Figure data in JSON
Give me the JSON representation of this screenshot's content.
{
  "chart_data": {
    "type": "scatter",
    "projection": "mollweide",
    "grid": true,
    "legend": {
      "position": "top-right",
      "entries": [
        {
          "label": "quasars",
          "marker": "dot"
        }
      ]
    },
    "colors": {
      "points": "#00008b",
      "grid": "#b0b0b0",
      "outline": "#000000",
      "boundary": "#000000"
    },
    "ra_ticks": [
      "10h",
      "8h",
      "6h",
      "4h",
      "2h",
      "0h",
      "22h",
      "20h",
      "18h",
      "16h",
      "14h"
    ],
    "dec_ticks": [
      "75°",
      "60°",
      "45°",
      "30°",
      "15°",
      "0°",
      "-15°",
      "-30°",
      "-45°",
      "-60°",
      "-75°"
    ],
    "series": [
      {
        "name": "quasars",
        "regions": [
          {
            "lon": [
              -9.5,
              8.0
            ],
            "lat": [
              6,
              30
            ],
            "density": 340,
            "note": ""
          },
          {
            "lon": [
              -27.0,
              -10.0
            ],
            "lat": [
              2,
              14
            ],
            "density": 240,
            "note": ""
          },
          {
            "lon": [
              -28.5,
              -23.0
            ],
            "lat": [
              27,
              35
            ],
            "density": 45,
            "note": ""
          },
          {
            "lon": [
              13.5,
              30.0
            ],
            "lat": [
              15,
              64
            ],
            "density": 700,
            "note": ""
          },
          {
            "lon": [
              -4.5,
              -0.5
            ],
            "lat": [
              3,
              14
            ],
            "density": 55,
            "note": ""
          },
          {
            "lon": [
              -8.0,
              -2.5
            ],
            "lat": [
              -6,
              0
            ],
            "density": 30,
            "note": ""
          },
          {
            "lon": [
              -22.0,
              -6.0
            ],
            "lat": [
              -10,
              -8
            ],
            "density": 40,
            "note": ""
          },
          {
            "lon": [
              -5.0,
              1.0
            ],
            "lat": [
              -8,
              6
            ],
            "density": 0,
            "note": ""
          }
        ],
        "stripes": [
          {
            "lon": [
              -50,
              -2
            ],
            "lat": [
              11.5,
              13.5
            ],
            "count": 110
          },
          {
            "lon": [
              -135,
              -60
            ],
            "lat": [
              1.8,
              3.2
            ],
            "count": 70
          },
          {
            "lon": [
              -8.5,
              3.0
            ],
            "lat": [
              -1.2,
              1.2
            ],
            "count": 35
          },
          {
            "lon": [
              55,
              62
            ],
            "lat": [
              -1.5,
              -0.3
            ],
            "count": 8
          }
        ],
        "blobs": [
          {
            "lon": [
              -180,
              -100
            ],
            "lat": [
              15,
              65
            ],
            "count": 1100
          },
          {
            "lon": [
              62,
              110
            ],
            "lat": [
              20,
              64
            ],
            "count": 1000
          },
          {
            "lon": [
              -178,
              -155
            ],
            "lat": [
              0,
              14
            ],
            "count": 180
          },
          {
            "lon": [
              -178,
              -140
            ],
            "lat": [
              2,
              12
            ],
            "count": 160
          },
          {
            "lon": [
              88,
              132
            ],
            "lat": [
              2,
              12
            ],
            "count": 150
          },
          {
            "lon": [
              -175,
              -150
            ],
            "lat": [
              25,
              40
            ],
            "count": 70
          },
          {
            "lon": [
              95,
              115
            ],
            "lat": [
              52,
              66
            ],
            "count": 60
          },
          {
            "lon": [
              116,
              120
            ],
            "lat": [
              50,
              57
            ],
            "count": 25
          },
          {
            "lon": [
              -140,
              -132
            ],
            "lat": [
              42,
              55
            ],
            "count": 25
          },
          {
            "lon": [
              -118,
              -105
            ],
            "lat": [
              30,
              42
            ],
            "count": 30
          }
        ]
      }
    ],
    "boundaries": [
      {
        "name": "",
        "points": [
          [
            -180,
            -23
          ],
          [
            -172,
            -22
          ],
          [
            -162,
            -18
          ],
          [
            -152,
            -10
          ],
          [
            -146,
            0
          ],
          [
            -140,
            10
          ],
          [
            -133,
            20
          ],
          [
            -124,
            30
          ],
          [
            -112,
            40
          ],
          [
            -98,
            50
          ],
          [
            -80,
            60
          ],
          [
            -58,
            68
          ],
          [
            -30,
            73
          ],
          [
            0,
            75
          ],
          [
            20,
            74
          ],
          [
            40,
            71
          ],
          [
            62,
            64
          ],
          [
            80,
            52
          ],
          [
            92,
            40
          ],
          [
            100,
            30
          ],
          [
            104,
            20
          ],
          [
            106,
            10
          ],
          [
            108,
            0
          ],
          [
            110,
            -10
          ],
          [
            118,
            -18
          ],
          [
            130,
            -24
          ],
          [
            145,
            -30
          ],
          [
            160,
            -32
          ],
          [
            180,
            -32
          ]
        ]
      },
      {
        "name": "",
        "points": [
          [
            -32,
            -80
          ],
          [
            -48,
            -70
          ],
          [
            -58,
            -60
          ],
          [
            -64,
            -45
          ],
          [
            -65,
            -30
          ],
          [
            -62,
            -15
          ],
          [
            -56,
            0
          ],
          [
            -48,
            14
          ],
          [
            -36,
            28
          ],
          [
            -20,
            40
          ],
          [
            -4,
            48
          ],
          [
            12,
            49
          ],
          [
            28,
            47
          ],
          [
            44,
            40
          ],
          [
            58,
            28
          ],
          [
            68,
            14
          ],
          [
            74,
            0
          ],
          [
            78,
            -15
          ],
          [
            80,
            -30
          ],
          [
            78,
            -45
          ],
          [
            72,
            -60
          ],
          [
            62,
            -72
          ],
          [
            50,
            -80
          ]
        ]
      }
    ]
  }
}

* _EXERCISE_
Copy out every entry again, exactly as it was given.

* _FULL ANSWER_
Give me the JSON representation of this screenshot's content.
{
  "chart_data": {
    "type": "scatter",
    "projection": "mollweide",
    "grid": true,
    "legend": {
      "position": "top-right",
      "entries": [
        {
          "label": "quasars",
          "marker": "dot"
        }
      ]
    },
    "colors": {
      "points": "#00008b",
      "grid": "#b0b0b0",
      "outline": "#000000",
      "boundary": "#000000"
    },
    "ra_ticks": [
      "10h",
      "8h",
      "6h",
      "4h",
      "2h",
      "0h",
      "22h",
      "20h",
      "18h",
      "16h",
      "14h"
    ],
    "dec_ticks": [
      "75°",
      "60°",
      "45°",
      "30°",
      "15°",
      "0°",
      "-15°",
      "-30°",
      "-45°",
      "-60°",
      "-75°"
    ],
    "series": [
      {
        "name": "quasars",
        "regions": [
          {
            "lon": [
              -9.5,
              8.0
            ],
            "lat": [
              6,
              30
            ],
            "density": 340,
            "note": ""
          },
          {
            "lon": [
              -27.0,
              -10.0
            ],
            "lat": [
              2,
              14
            ],
            "density": 240,
            "note": ""
          },
          {
            "lon": [
              -28.5,
              -23.0
            ],
            "lat": [
              27,
              35
            ],
            "density": 45,
            "note": ""
          },
          {
            "lon": [
              13.5,
              30.0
            ],
            "lat": [
              15,
              64
            ],
            "density": 700,
            "note": ""
          },
          {
            "lon": [
              -4.5,
              -0.5
            ],
            "lat": [
              3,
              14
            ],
            "density": 55,
            "note": ""
          },
          {
            "lon": [
              -8.0,
              -2.5
            ],
            "lat": [
              -6,
              0
            ],
            "density": 30,
            "note": ""
          },
          {
            "lon": [
              -22.0,
              -6.0
            ],
            "lat": [
              -10,
              -8
            ],
            "density": 40,
            "note": ""
          },
          {
            "lon": [
              -5.0,
              1.0
            ],
            "lat": [
              -8,
              6
            ],
            "density": 0,
            "note": ""
          }
        ],
        "stripes": [
          {
            "lon": [
              -50,
              -2
            ],
            "lat": [
              11.5,
              13.5
            ],
            "count": 110
          },
          {
            "lon": [
              -135,
              -60
            ],
            "lat": [
              1.8,
              3.2
            ],
            "count": 70
          },
          {
            "lon": [
              -8.5,
              3.0
            ],
            "lat": [
              -1.2,
              1.2
            ],
            "count": 35
          },
          {
            "lon": [
              55,
              62
            ],
            "lat": [
              -1.5,
              -0.3
            ],
            "count": 8
          }
        ],
        "blobs": [
          {
            "lon": [
              -180,
              -100
            ],
            "lat": [
              15,
              65
            ],
            "count": 1100
          },
          {
            "lon": [
              62,
              110
            ],
            "lat": [
              20,
              64
            ],
            "count": 1000
          },
          {
            "lon": [
              -178,
              -155
            ],
            "lat": [
              0,
              14
            ],
            "count": 180
          },
          {
            "lon": [
              -178,
              -140
            ],
            "lat": [
              2,
              12
            ],
            "count": 160
          },
          {
            "lon": [
              88,
              132
            ],
            "lat": [
              2,
              12
            ],
            "count": 150
          },
          {
            "lon": [
              -175,
              -150
            ],
            "lat": [
              25,
              40
            ],
            "count": 70
          },
          {
            "lon": [
              95,
              115
            ],
            "lat": [
              52,
              66
            ],
            "count": 60
          },
          {
            "lon": [
              116,
              120
            ],
            "lat": [
              50,
              57
            ],
            "count": 25
          },
          {
            "lon": [
              -140,
              -132
            ],
            "lat": [
              42,
              55
            ],
            "count": 25
          },
          {
            "lon": [
              -118,
              -105
            ],
            "lat": [
              30,
              42
            ],
            "count": 30
          }
        ]
      }
    ],
    "boundaries": [
      {
        "name": "",
        "points": [
          [
            -180,
            -23
          ],
          [
            -172,
            -22
          ],
          [
            -162,
            -18
          ],
          [
            -152,
            -10
          ],
          [
            -146,
            0
          ],
          [
            -140,
            10
          ],
          [
            -133,
            20
          ],
          [
            -124,
            30
          ],
          [
            -112,
            40
          ],
          [
            -98,
            50
          ],
          [
            -80,
            60
          ],
          [
            -58,
            68
          ],
          [
            -30,
            73
          ],
          [
            0,
            75
          ],
          [
            20,
            74
          ],
          [
            40,
            71
          ],
          [
            62,
            64
          ],
          [
            80,
            52
          ],
          [
            92,
            40
          ],
          [
            100,
            30
          ],
          [
            104,
            20
          ],
          [
            106,
            10
          ],
          [
            108,
            0
          ],
          [
            110,
            -10
          ],
          [
            118,
            -18
          ],
          [
            130,
            -24
          ],
          [
            145,
            -30
          ],
          [
            160,
            -32
          ],
          [
            180,
            -32
          ]
        ]
      },
      {
        "name": "",
        "points": [
          [
            -32,
            -80
          ],
          [
            -48,
            -70
          ],
          [
            -58,
            -60
          ],
          [
            -64,
            -45
          ],
          [
            -65,
            -30
          ],
          [
            -62,
            -15
          ],
          [
            -56,
            0
          ],
          [
            -48,
            14
          ],
          [
            -36,
            28
          ],
          [
            -20,
            40
          ],
          [
            -4,
            48
          ],
          [
            12,
            49
          ],
          [
            28,
            47
          ],
          [
            44,
            40
          ],
          [
            58,
            28
          ],
          [
            68,
            14
          ],
          [
            74,
            0
          ],
          [
            78,
            -15
          ],
          [
            80,
            -30
          ],
          [
            78,
            -45
          ],
          [
            72,
            -60
          ],
          [
            62,
            -72
          ],
          [
            50,
            -80
          ]
        ]
      }
    ]
  }
}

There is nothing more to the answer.